#### Requirements:
Copy every record below, exactly as written.

#### Dataset rows:
_ _ _ _ _
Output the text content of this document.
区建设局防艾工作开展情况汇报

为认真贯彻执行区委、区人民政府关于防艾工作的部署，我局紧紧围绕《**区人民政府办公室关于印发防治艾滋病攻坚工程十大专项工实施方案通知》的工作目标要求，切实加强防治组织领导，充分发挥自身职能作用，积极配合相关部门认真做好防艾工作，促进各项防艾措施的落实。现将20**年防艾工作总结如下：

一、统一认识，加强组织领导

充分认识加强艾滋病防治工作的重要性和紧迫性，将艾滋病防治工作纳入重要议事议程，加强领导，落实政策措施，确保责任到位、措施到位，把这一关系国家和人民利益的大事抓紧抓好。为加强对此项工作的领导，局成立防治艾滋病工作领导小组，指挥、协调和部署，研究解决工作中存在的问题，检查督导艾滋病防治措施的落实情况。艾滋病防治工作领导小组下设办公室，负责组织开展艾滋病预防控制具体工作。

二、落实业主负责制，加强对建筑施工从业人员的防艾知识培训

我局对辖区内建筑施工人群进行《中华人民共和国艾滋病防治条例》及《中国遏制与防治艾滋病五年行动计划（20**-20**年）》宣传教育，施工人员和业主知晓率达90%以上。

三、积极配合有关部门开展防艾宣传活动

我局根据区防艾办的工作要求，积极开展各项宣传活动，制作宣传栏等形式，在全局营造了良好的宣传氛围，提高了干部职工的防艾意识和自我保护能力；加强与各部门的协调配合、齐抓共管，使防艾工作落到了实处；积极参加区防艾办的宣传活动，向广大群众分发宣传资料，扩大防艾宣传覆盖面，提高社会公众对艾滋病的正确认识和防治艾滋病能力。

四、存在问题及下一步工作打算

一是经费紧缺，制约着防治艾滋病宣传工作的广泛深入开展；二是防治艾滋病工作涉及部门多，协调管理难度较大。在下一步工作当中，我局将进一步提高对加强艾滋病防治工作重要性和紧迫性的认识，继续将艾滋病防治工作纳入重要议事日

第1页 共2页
_ _ _ _ _
#### Answer to this problem:
Output the text content of this document.
区建设局防艾工作开展情况汇报

为认真贯彻执行区委、区人民政府关于防艾工作的部署，我局紧紧围绕《**区人民政府办公室关于印发防治艾滋病攻坚工程十大专项工实施方案通知》的工作目标要求，切实加强防治组织领导，充分发挥自身职能作用，积极配合相关部门认真做好防艾工作，促进各项防艾措施的落实。现将20**年防艾工作总结如下：

一、统一认识，加强组织领导

充分认识加强艾滋病防治工作的重要性和紧迫性，将艾滋病防治工作纳入重要议事议程，加强领导，落实政策措施，确保责任到位、措施到位，把这一关系国家和人民利益的大事抓紧抓好。为加强对此项工作的领导，局成立防治艾滋病工作领导小组，指挥、协调和部署，研究解决工作中存在的问题，检查督导艾滋病防治措施的落实情况。艾滋病防治工作领导小组下设办公室，负责组织开展艾滋病预防控制具体工作。

二、落实业主负责制，加强对建筑施工从业人员的防艾知识培训

我局对辖区内建筑施工人群进行《中华人民共和国艾滋病防治条例》及《中国遏制与防治艾滋病五年行动计划（20**-20**年）》宣传教育，施工人员和业主知晓率达90%以上。

三、积极配合有关部门开展防艾宣传活动

我局根据区防艾办的工作要求，积极开展各项宣传活动，制作宣传栏等形式，在全局营造了良好的宣传氛围，提高了干部职工的防艾意识和自我保护能力；加强与各部门的协调配合、齐抓共管，使防艾工作落到了实处；积极参加区防艾办的宣传活动，向广大群众分发宣传资料，扩大防艾宣传覆盖面，提高社会公众对艾滋病的正确认识和防治艾滋病能力。

四、存在问题及下一步工作打算

一是经费紧缺，制约着防治艾滋病宣传工作的广泛深入开展；二是防治艾滋病工作涉及部门多，协调管理难度较大。在下一步工作当中，我局将进一步提高对加强艾滋病防治工作重要性和紧迫性的认识，继续将艾滋病防治工作纳入重要议事日

第1页 共2页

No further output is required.